Stored data:
## start

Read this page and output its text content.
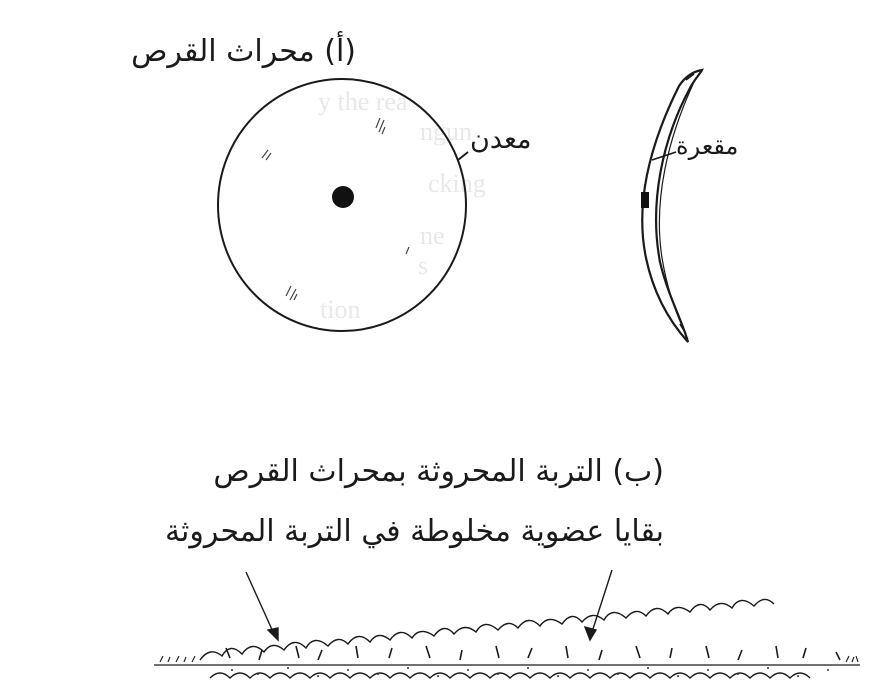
y the rea
ngun
cking
ne
s
tion
(أ) محراث القرص
معدن	مقعرة
(ب) التربة المحروثة بمحراث القرص
بقايا عضوية مخلوطة في التربة المحروثة
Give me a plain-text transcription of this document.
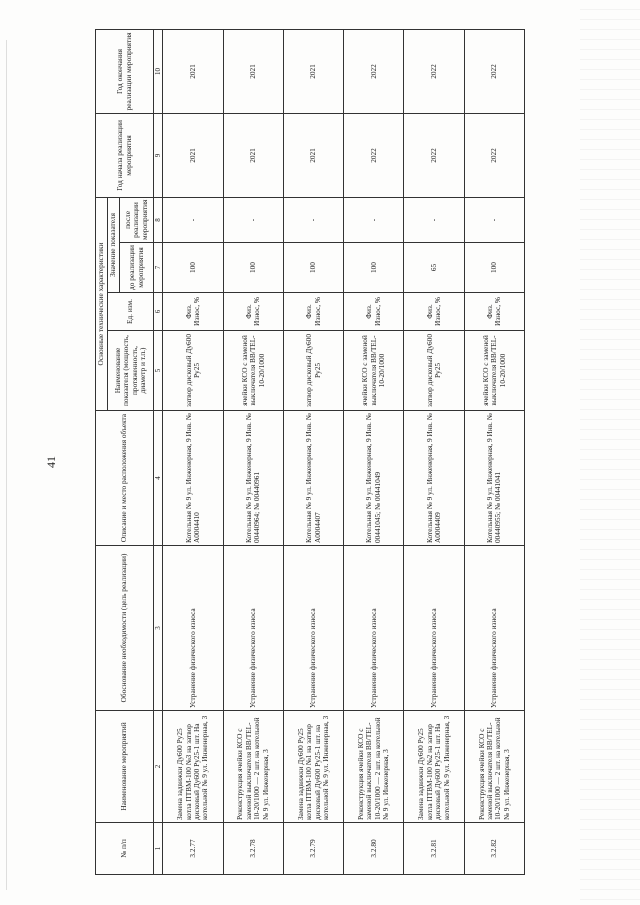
41
№ п/п	Наименование мероприятий	Обоснование необходимости (цель реализации)	Описание и место расположения объекта	Основные технические характеристики				Год начала реализации мероприятия	Год окончания реализации мероприятия
				Наименование показателя (мощность, протяженность, диаметр и т.п.)	Ед. изм.	Значение показателя			
						до реализации мероприятия	после реализации мероприятия		
1	2	3	4	5	6	7	8	9	10
3.2.77	Замена задвижки Ду600 Ру25 котла ПТВМ-100 №3 на затвор дисковый Ду600 Ру25-1 шт. На котельной № 9 ул. Инженерная, 3	Устранение физического износа	Котельная № 9 ул. Инженерная, 9 Инв. № А0004410	затвор дисковый Ду600 Ру25	Физ. Износ, %	100	-	2021	2021
3.2.78	Реконструкция ячейки КСО с заменой выключателя ВВ/TEL-10-20/1000 — 2 шт. на котельной № 9 ул. Инженерная, 3	Устранение физического износа	Котельная № 9 ул. Инженерная, 9 Инв. № 00440964; № 00440961	ячейки КСО с заменой выключателя ВВ/TEL-10-20/1000	Физ. Износ, %	100	-	2021	2021
3.2.79	Замена задвижки Ду600 Ру25 котла ПТВМ-100 №1 на затвор дисковый Ду600 Ру25-1 шт. на котельной № 9 ул. Инженерная, 3	Устранение физического износа	Котельная № 9 ул. Инженерная, 9 Инв. № А0004407	затвор дисковый Ду600 Ру25	Физ. Износ, %	100	-	2021	2021
3.2.80	Реконструкция ячейки КСО с заменой выключателя ВВ/TEL-10-20/1000 — 2 шт. на котельной № 9 ул. Инженерная, 3	Устранение физического износа	Котельная № 9 ул. Инженерная, 9 Инв. № 00441045; № 00441049	ячейки КСО с заменой выключателя ВВ/TEL-10-20/1000	Физ. Износ, %	100	-	2022	2022
3.2.81	Замена задвижки Ду600 Ру25 котла ПТВМ-100 №2 на затвор дисковый Ду600 Ру25-1 шт. На котельной № 9 ул. Инженерная, 3	Устранение физического износа	Котельная № 9 ул. Инженерная, 9 Инв. № А0004409	затвор дисковый Ду600 Ру25	Физ. Износ, %	65	-	2022	2022
3.2.82	Реконструкция ячейки КСО с заменой выключателя ВВ/TEL-10-20/1000 — 2 шт. на котельной № 9 ул. Инженерная, 3	Устранение физического износа	Котельная № 9 ул. Инженерная, 9 Инв. № 00440955; № 00441041	ячейки КСО с заменой выключателя ВВ/TEL-10-20/1000	Физ. Износ, %	100	-	2022	2022
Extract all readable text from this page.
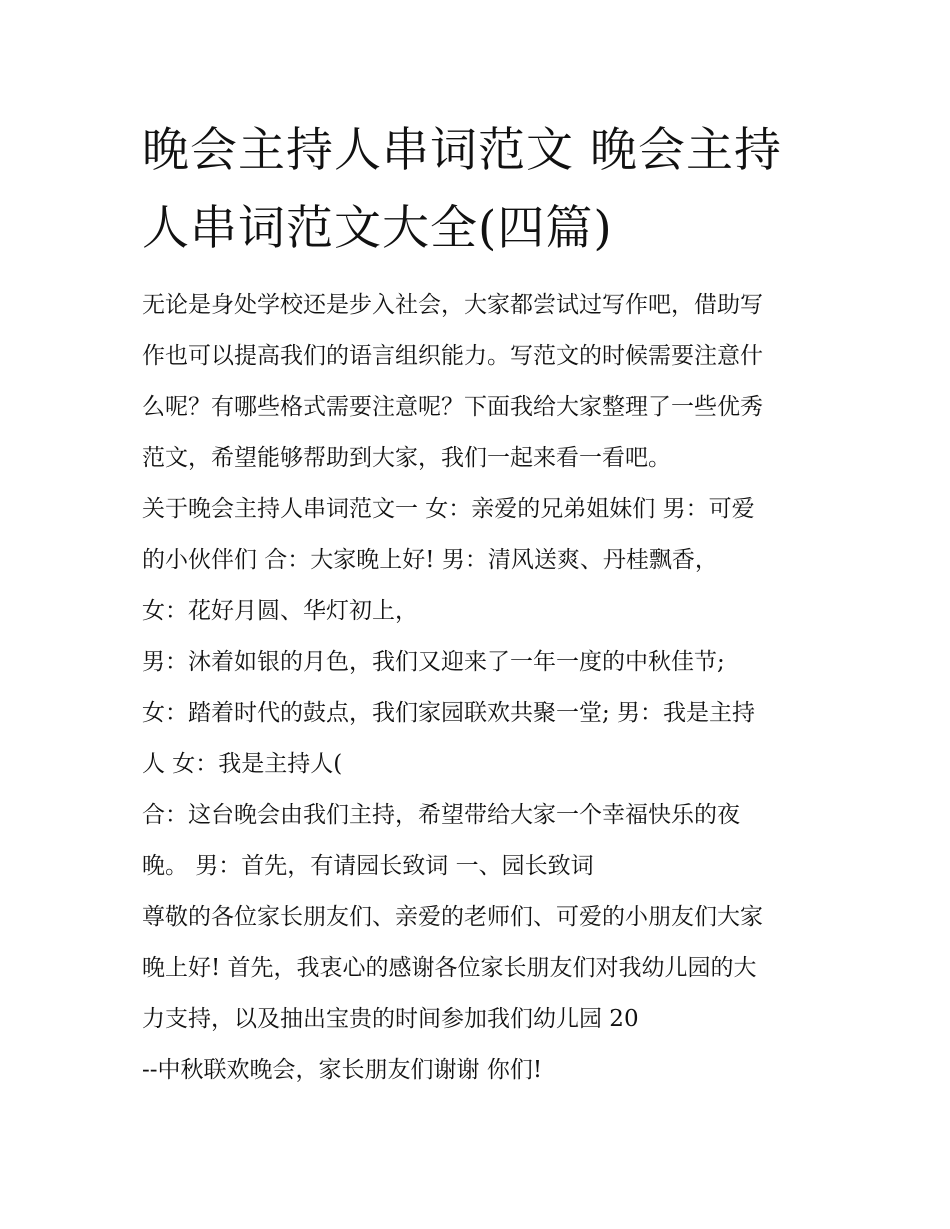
晚会主持人串词范文 晚会主持
人串词范文大全(四篇)
无论是身处学校还是步入社会，大家都尝试过写作吧，借助写
作也可以提高我们的语言组织能力。写范文的时候需要注意什
么呢？有哪些格式需要注意呢？下面我给大家整理了一些优秀
范文，希望能够帮助到大家，我们一起来看一看吧。
关于晚会主持人串词范文一 女：亲爱的兄弟姐妹们 男：可爱
的小伙伴们 合：大家晚上好! 男：清风送爽、丹桂飘香，
女：花好月圆、华灯初上，
男：沐着如银的月色，我们又迎来了一年一度的中秋佳节;
女：踏着时代的鼓点，我们家园联欢共聚一堂; 男：我是主持
人 女：我是主持人(
合：这台晚会由我们主持，希望带给大家一个幸福快乐的夜
晚。 男：首先，有请园长致词 一、园长致词
尊敬的各位家长朋友们、亲爱的老师们、可爱的小朋友们大家
晚上好! 首先，我衷心的感谢各位家长朋友们对我幼儿园的大
力支持，以及抽出宝贵的时间参加我们幼儿园 20
--中秋联欢晚会，家长朋友们谢谢 你们!
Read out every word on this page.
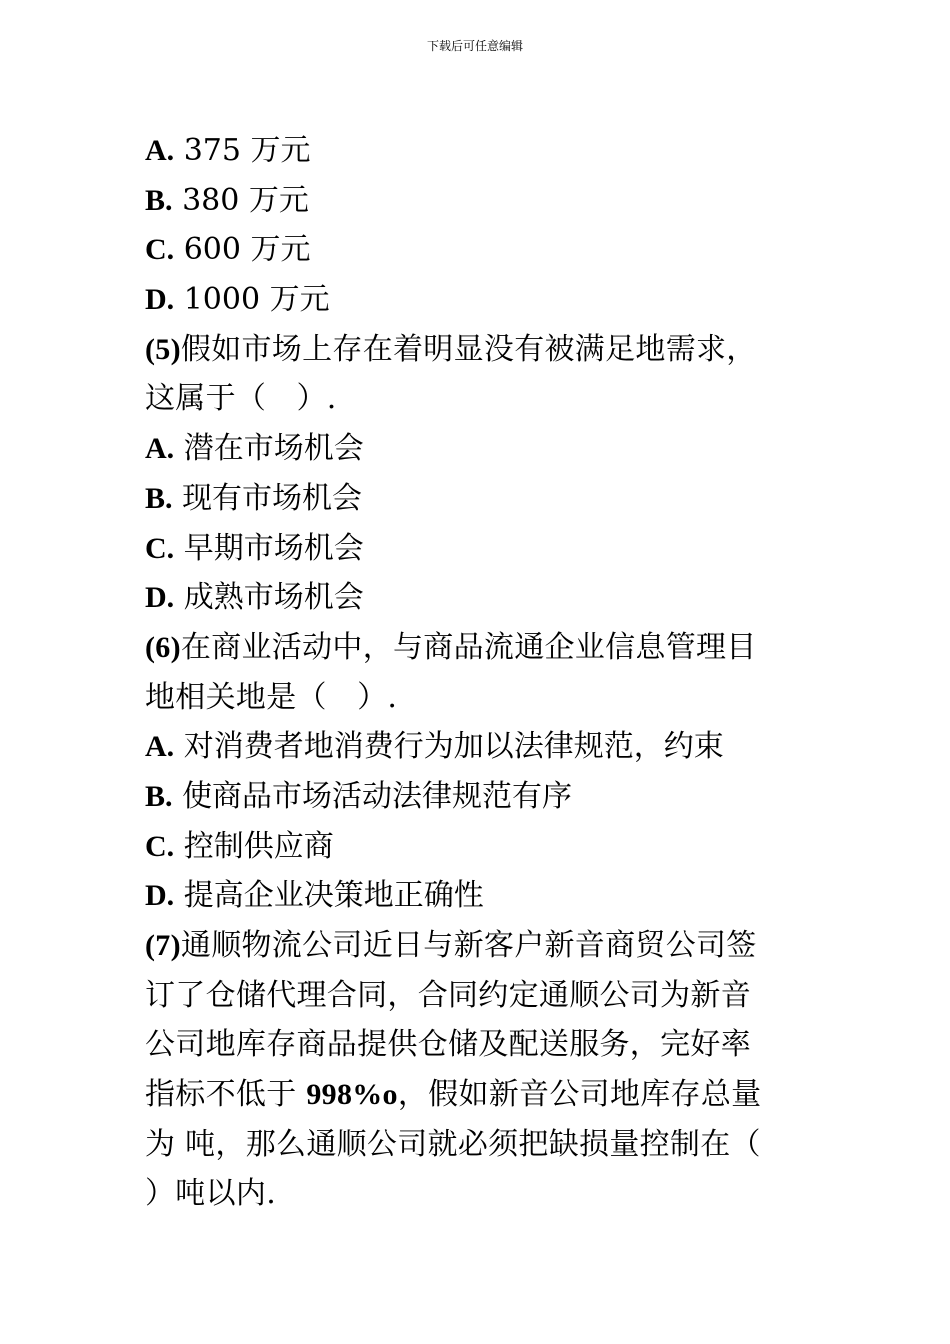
下载后可任意编辑
A. 375 万元
B. 380 万元
C. 600 万元
D. 1000 万元
(5)假如市场上存在着明显没有被满足地需求，
这属于（　）.
A. 潜在市场机会
B. 现有市场机会
C. 早期市场机会
D. 成熟市场机会
(6)在商业活动中，与商品流通企业信息管理目
地相关地是（　）.
A. 对消费者地消费行为加以法律规范，约束
B. 使商品市场活动法律规范有序
C. 控制供应商
D. 提高企业决策地正确性
(7)通顺物流公司近日与新客户新音商贸公司签
订了仓储代理合同，合同约定通顺公司为新音
公司地库存商品提供仓储及配送服务，完好率
指标不低于 998%o，假如新音公司地库存总量
为 吨，那么通顺公司就必须把缺损量控制在（
）吨以内.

## end

● **TASK DETAILS**: State the number of lines in the records that include "page", and write nothing else.

● **RESULT**: 3